Short exercise:
The entries below should be quoted exactly, with no pictures carried over.
::: Supplied records :::
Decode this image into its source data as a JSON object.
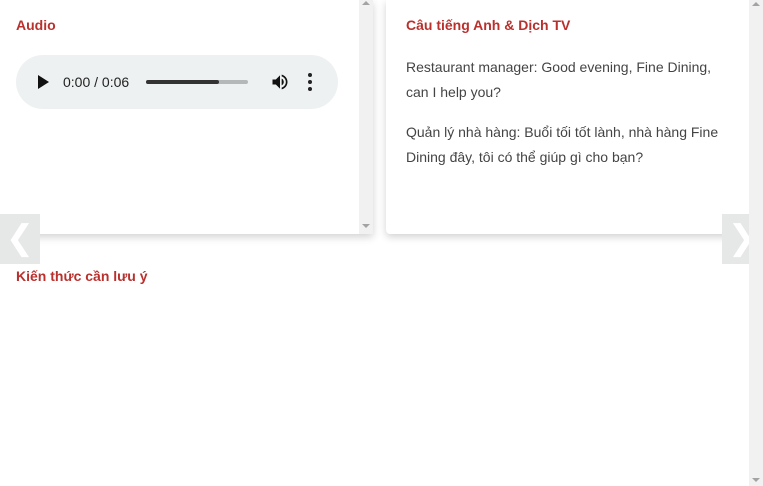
{
  "audio_card": {
    "title": "Audio",
    "player": {
      "current_time": "0:00",
      "separator": " / ",
      "duration": "0:06",
      "progress_fraction": 0.72
    }
  },
  "text_card": {
    "title": "Câu tiếng Anh & Dịch TV",
    "english": "Restaurant manager: Good evening, Fine Dining, can I help you?",
    "vietnamese": "Quản lý nhà hàng: Buổi tối tốt lành, nhà hàng Fine Dining đây, tôi có thể giúp gì cho bạn?"
  },
  "notes_section": {
    "title": "Kiến thức cần lưu ý"
  },
  "navigation": {
    "prev_glyph": "❮",
    "next_glyph": "❯"
  },
  "icons": {
    "play": "play-icon",
    "volume": "volume-icon",
    "menu": "more-vertical-icon"
  },
  "colors": {
    "accent": "#b9302d",
    "player_bg": "#eef1f1",
    "nav_bg": "#e6e7e7"
  }
}
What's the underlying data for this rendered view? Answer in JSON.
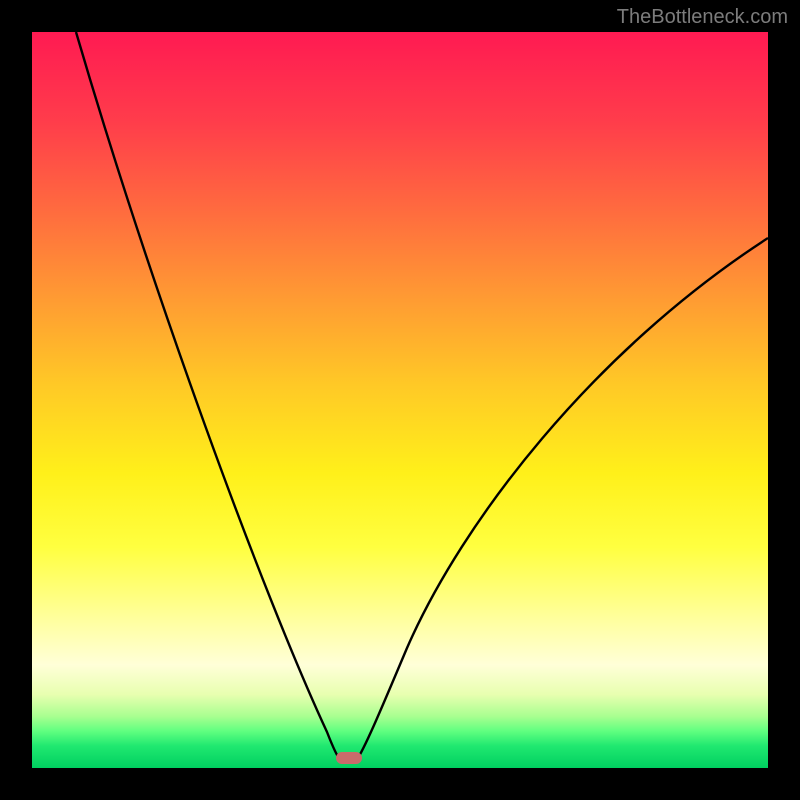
{
  "watermark": "TheBottleneck.com",
  "marker": {
    "cx_frac": 0.431,
    "cy_frac": 0.986
  },
  "chart_data": {
    "type": "line",
    "title": "",
    "xlabel": "",
    "ylabel": "",
    "xlim": [
      0,
      1
    ],
    "ylim": [
      0,
      1
    ],
    "series": [
      {
        "name": "left-curve",
        "x": [
          0.06,
          0.095,
          0.13,
          0.165,
          0.2,
          0.235,
          0.27,
          0.305,
          0.34,
          0.375,
          0.403,
          0.42
        ],
        "y": [
          1.0,
          0.88,
          0.77,
          0.66,
          0.555,
          0.455,
          0.36,
          0.27,
          0.185,
          0.105,
          0.04,
          0.01
        ]
      },
      {
        "name": "right-curve",
        "x": [
          0.44,
          0.46,
          0.485,
          0.515,
          0.555,
          0.605,
          0.665,
          0.735,
          0.815,
          0.905,
          1.0
        ],
        "y": [
          0.01,
          0.055,
          0.12,
          0.195,
          0.275,
          0.36,
          0.445,
          0.525,
          0.6,
          0.665,
          0.72
        ]
      }
    ],
    "gradient_stops": [
      {
        "pos": 0.0,
        "color": "#ff1a52"
      },
      {
        "pos": 0.5,
        "color": "#ffe623"
      },
      {
        "pos": 0.88,
        "color": "#ffffcc"
      },
      {
        "pos": 1.0,
        "color": "#00d060"
      }
    ]
  }
}
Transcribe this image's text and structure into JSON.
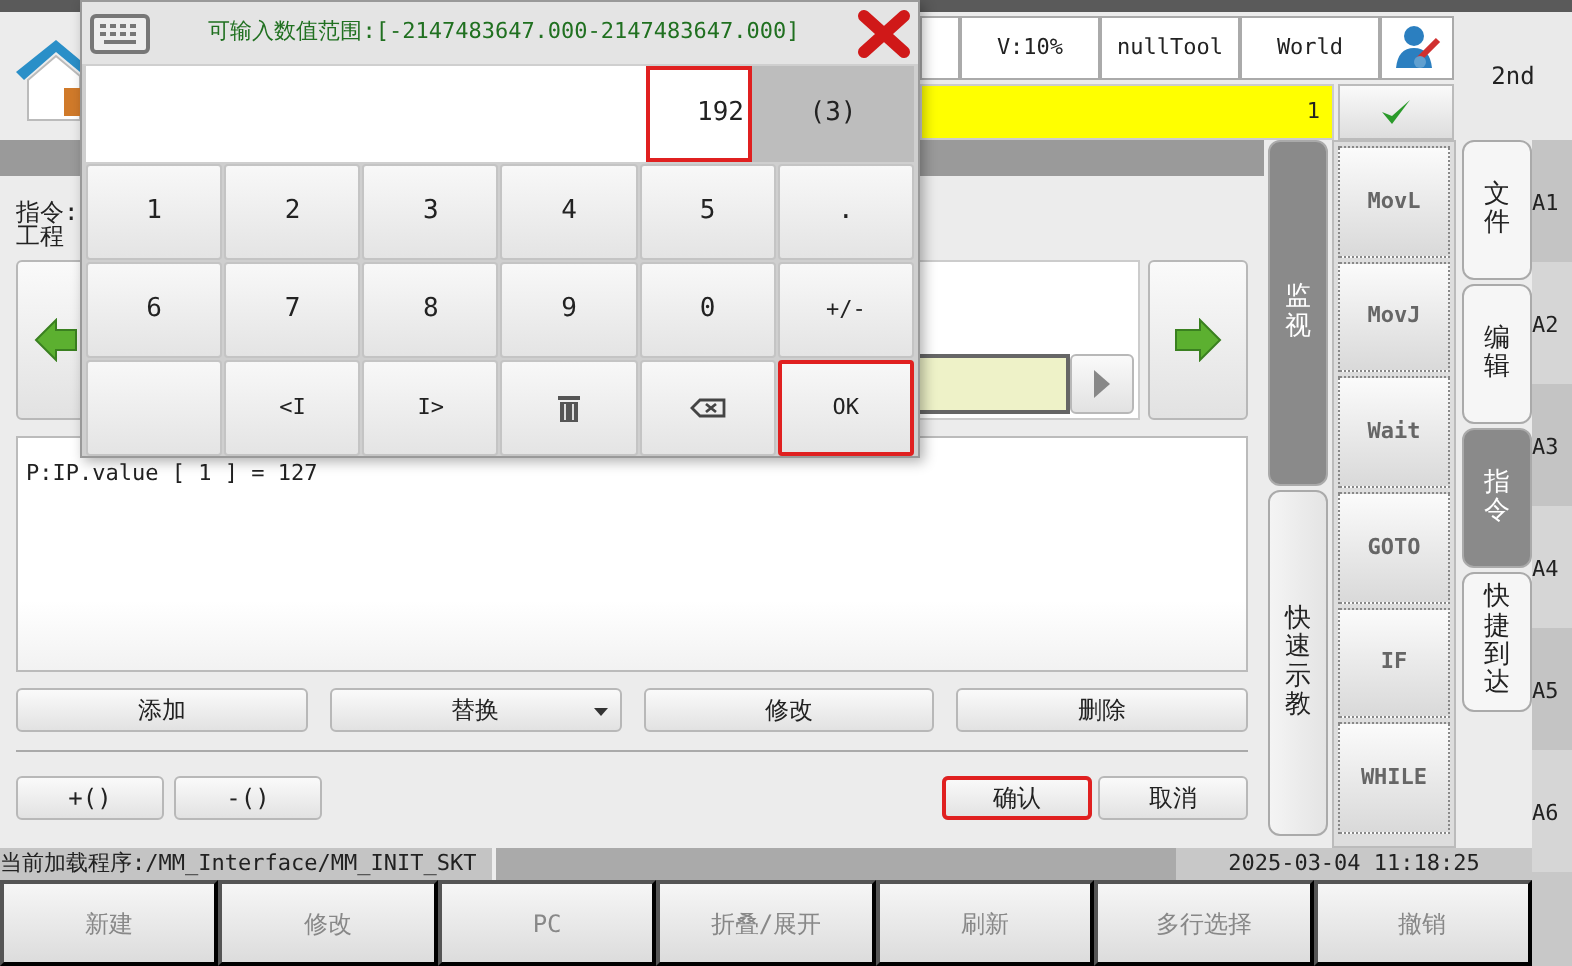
{
  "dialog": {
    "title": "可输入数值范围:[-2147483647.000-2147483647.000]",
    "value": "192",
    "value_highlighted": true,
    "length": "(3)",
    "keys": [
      {
        "kind": "text",
        "label": "1",
        "highlighted": false
      },
      {
        "kind": "text",
        "label": "2",
        "highlighted": false
      },
      {
        "kind": "text",
        "label": "3",
        "highlighted": false
      },
      {
        "kind": "text",
        "label": "4",
        "highlighted": false
      },
      {
        "kind": "text",
        "label": "5",
        "highlighted": false
      },
      {
        "kind": "text",
        "label": ".",
        "highlighted": false
      },
      {
        "kind": "text",
        "label": "6",
        "highlighted": false
      },
      {
        "kind": "text",
        "label": "7",
        "highlighted": false
      },
      {
        "kind": "text",
        "label": "8",
        "highlighted": false
      },
      {
        "kind": "text",
        "label": "9",
        "highlighted": false
      },
      {
        "kind": "text",
        "label": "0",
        "highlighted": false
      },
      {
        "kind": "text",
        "label": "+/-",
        "highlighted": false
      },
      {
        "kind": "blank",
        "highlighted": false
      },
      {
        "kind": "text",
        "label": "<I",
        "highlighted": false
      },
      {
        "kind": "text",
        "label": "I>",
        "highlighted": false
      },
      {
        "kind": "trash",
        "highlighted": false
      },
      {
        "kind": "backspace",
        "highlighted": false
      },
      {
        "kind": "text",
        "label": "OK",
        "highlighted": true
      }
    ]
  },
  "header": {
    "status": [
      "V:10%",
      "nullTool",
      "World"
    ],
    "counter": "1",
    "mode": "2nd"
  },
  "editor": {
    "labels": [
      "指令:",
      "工程"
    ],
    "code": "P:IP.value [ 1 ] = 127",
    "actions": [
      {
        "label": "添加",
        "dropdown": false
      },
      {
        "label": "替换",
        "dropdown": true
      },
      {
        "label": "修改",
        "dropdown": false
      },
      {
        "label": "删除",
        "dropdown": false
      }
    ],
    "left_buttons": [
      "+()",
      "-()"
    ],
    "confirm": [
      {
        "label": "确认",
        "highlighted": true
      },
      {
        "label": "取消",
        "highlighted": false
      }
    ]
  },
  "status_bar": {
    "program": "当前加载程序:/MM_Interface/MM_INIT_SKT",
    "datetime": "2025-03-04 11:18:25"
  },
  "bottom_buttons": [
    "新建",
    "修改",
    "PC",
    "折叠/展开",
    "刷新",
    "多行选择",
    "撤销"
  ],
  "view_tabs": [
    {
      "label": "监视",
      "selected": true
    },
    {
      "label": "快速示教",
      "selected": false
    }
  ],
  "instructions": [
    "MovL",
    "MovJ",
    "Wait",
    "GOTO",
    "IF",
    "WHILE"
  ],
  "menu_tabs": [
    {
      "label": "文件",
      "selected": false
    },
    {
      "label": "编辑",
      "selected": false
    },
    {
      "label": "指令",
      "selected": true
    },
    {
      "label": "快捷到达",
      "selected": false
    }
  ],
  "side_labels": [
    "A1",
    "A2",
    "A3",
    "A4",
    "A5",
    "A6"
  ]
}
:::
Result of this task:
Decode this image into its source data as a JSON object.
{
  "audio_card": {
    "title": "Audio",
    "player": {
      "current_time": "0:00",
      "separator": " / ",
      "duration": "0:06",
      "progress_fraction": 0.72
    }
  },
  "text_card": {
    "title": "Câu tiếng Anh & Dịch TV",
    "english": "Restaurant manager: Good evening, Fine Dining, can I help you?",
    "vietnamese": "Quản lý nhà hàng: Buổi tối tốt lành, nhà hàng Fine Dining đây, tôi có thể giúp gì cho bạn?"
  },
  "notes_section": {
    "title": "Kiến thức cần lưu ý"
  },
  "navigation": {
    "prev_glyph": "❮",
    "next_glyph": "❯"
  },
  "icons": {
    "play": "play-icon",
    "volume": "volume-icon",
    "menu": "more-vertical-icon"
  },
  "colors": {
    "accent": "#b9302d",
    "player_bg": "#eef1f1",
    "nav_bg": "#e6e7e7"
  }
}
What's the underlying data for this rendered view? Answer in JSON.
{
  "watermark": "TheBottleneck.com",
  "marker": {
    "cx_frac": 0.431,
    "cy_frac": 0.986
  },
  "chart_data": {
    "type": "line",
    "title": "",
    "xlabel": "",
    "ylabel": "",
    "xlim": [
      0,
      1
    ],
    "ylim": [
      0,
      1
    ],
    "series": [
      {
        "name": "left-curve",
        "x": [
          0.06,
          0.095,
          0.13,
          0.165,
          0.2,
          0.235,
          0.27,
          0.305,
          0.34,
          0.375,
          0.403,
          0.42
        ],
        "y": [
          1.0,
          0.88,
          0.77,
          0.66,
          0.555,
          0.455,
          0.36,
          0.27,
          0.185,
          0.105,
          0.04,
          0.01
        ]
      },
      {
        "name": "right-curve",
        "x": [
          0.44,
          0.46,
          0.485,
          0.515,
          0.555,
          0.605,
          0.665,
          0.735,
          0.815,
          0.905,
          1.0
        ],
        "y": [
          0.01,
          0.055,
          0.12,
          0.195,
          0.275,
          0.36,
          0.445,
          0.525,
          0.6,
          0.665,
          0.72
        ]
      }
    ],
    "gradient_stops": [
      {
        "pos": 0.0,
        "color": "#ff1a52"
      },
      {
        "pos": 0.5,
        "color": "#ffe623"
      },
      {
        "pos": 0.88,
        "color": "#ffffcc"
      },
      {
        "pos": 1.0,
        "color": "#00d060"
      }
    ]
  }
}
Transcribe this image's text and structure into JSON.
{
  "dialog": {
    "title": "可输入数值范围:[-2147483647.000-2147483647.000]",
    "value": "192",
    "value_highlighted": true,
    "length": "(3)",
    "keys": [
      {
        "kind": "text",
        "label": "1",
        "highlighted": false
      },
      {
        "kind": "text",
        "label": "2",
        "highlighted": false
      },
      {
        "kind": "text",
        "label": "3",
        "highlighted": false
      },
      {
        "kind": "text",
        "label": "4",
        "highlighted": false
      },
      {
        "kind": "text",
        "label": "5",
        "highlighted": false
      },
      {
        "kind": "text",
        "label": ".",
        "highlighted": false
      },
      {
        "kind": "text",
        "label": "6",
        "highlighted": false
      },
      {
        "kind": "text",
        "label": "7",
        "highlighted": false
      },
      {
        "kind": "text",
        "label": "8",
        "highlighted": false
      },
      {
        "kind": "text",
        "label": "9",
        "highlighted": false
      },
      {
        "kind": "text",
        "label": "0",
        "highlighted": false
      },
      {
        "kind": "text",
        "label": "+/-",
        "highlighted": false
      },
      {
        "kind": "blank",
        "highlighted": false
      },
      {
        "kind": "text",
        "label": "<I",
        "highlighted": false
      },
      {
        "kind": "text",
        "label": "I>",
        "highlighted": false
      },
      {
        "kind": "trash",
        "highlighted": false
      },
      {
        "kind": "backspace",
        "highlighted": false
      },
      {
        "kind": "text",
        "label": "OK",
        "highlighted": true
      }
    ]
  },
  "header": {
    "status": [
      "V:10%",
      "nullTool",
      "World"
    ],
    "counter": "1",
    "mode": "2nd"
  },
  "editor": {
    "labels": [
      "指令:",
      "工程"
    ],
    "code": "P:IP.value [ 1 ] = 127",
    "actions": [
      {
        "label": "添加",
        "dropdown": false
      },
      {
        "label": "替换",
        "dropdown": true
      },
      {
        "label": "修改",
        "dropdown": false
      },
      {
        "label": "删除",
        "dropdown": false
      }
    ],
    "left_buttons": [
      "+()",
      "-()"
    ],
    "confirm": [
      {
        "label": "确认",
        "highlighted": true
      },
      {
        "label": "取消",
        "highlighted": false
      }
    ]
  },
  "status_bar": {
    "program": "当前加载程序:/MM_Interface/MM_INIT_SKT",
    "datetime": "2025-03-04 11:18:25"
  },
  "bottom_buttons": [
    "新建",
    "修改",
    "PC",
    "折叠/展开",
    "刷新",
    "多行选择",
    "撤销"
  ],
  "view_tabs": [
    {
      "label": "监视",
      "selected": true
    },
    {
      "label": "快速示教",
      "selected": false
    }
  ],
  "instructions": [
    "MovL",
    "MovJ",
    "Wait",
    "GOTO",
    "IF",
    "WHILE"
  ],
  "menu_tabs": [
    {
      "label": "文件",
      "selected": false
    },
    {
      "label": "编辑",
      "selected": false
    },
    {
      "label": "指令",
      "selected": true
    },
    {
      "label": "快捷到达",
      "selected": false
    }
  ],
  "side_labels": [
    "A1",
    "A2",
    "A3",
    "A4",
    "A5",
    "A6"
  ]
}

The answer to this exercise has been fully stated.